Find each line with the word "content" and state how many there are, nothing more.

Dataset items:
BEGIN

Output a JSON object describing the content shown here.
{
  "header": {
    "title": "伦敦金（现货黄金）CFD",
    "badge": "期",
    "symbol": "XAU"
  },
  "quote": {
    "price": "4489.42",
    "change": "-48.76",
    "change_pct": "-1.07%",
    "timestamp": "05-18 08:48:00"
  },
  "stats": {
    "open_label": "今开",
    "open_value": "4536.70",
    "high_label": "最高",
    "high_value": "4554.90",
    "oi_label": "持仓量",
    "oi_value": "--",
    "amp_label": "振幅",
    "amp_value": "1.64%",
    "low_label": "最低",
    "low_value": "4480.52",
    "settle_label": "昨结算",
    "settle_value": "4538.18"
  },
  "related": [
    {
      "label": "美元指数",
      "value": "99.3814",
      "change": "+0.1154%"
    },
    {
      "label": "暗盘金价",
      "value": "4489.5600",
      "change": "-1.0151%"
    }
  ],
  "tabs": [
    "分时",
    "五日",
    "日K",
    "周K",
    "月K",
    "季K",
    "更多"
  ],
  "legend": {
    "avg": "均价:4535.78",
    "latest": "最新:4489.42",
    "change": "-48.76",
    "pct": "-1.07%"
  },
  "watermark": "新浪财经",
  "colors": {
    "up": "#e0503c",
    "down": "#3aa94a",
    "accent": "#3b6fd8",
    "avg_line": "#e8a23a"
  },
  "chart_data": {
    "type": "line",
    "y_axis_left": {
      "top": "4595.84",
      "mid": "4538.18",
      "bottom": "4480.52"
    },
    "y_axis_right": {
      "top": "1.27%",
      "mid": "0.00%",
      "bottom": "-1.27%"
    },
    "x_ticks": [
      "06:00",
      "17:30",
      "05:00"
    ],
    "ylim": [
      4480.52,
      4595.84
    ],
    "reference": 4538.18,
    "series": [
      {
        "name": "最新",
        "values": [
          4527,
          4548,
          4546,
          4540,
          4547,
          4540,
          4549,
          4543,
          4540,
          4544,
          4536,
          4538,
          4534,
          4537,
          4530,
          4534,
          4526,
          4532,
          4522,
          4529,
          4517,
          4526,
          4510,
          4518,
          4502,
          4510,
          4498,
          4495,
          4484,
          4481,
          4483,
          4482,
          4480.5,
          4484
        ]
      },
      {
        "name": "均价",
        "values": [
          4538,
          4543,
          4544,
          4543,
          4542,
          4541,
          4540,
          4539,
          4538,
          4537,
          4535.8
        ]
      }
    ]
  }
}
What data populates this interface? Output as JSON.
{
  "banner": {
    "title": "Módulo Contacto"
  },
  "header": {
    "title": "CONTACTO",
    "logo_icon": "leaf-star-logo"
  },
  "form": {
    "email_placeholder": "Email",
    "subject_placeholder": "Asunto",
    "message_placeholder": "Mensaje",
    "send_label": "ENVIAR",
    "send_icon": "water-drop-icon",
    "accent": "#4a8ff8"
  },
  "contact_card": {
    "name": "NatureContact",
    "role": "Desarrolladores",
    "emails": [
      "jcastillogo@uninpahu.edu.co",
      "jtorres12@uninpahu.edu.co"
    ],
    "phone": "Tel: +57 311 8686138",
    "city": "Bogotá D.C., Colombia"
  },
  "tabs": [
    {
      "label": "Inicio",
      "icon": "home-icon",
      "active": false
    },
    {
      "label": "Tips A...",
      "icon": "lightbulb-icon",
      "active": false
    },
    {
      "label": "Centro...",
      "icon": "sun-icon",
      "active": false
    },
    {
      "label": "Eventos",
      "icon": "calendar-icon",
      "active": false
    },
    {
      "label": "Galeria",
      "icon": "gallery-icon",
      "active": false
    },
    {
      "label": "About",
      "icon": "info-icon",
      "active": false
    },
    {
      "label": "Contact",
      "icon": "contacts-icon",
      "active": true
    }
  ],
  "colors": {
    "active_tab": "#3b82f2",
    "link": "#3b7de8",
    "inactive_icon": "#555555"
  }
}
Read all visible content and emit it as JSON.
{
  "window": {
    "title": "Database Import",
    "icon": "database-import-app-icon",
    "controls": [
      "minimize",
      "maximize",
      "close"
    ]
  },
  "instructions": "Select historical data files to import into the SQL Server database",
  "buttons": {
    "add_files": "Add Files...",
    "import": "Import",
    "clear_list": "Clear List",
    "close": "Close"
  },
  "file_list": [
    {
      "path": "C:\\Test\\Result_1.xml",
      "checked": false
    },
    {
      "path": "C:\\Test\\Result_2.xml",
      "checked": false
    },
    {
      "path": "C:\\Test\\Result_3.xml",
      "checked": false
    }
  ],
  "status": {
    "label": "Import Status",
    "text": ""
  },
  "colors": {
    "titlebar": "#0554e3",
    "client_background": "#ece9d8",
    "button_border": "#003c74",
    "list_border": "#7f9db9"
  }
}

END

Expected output:
2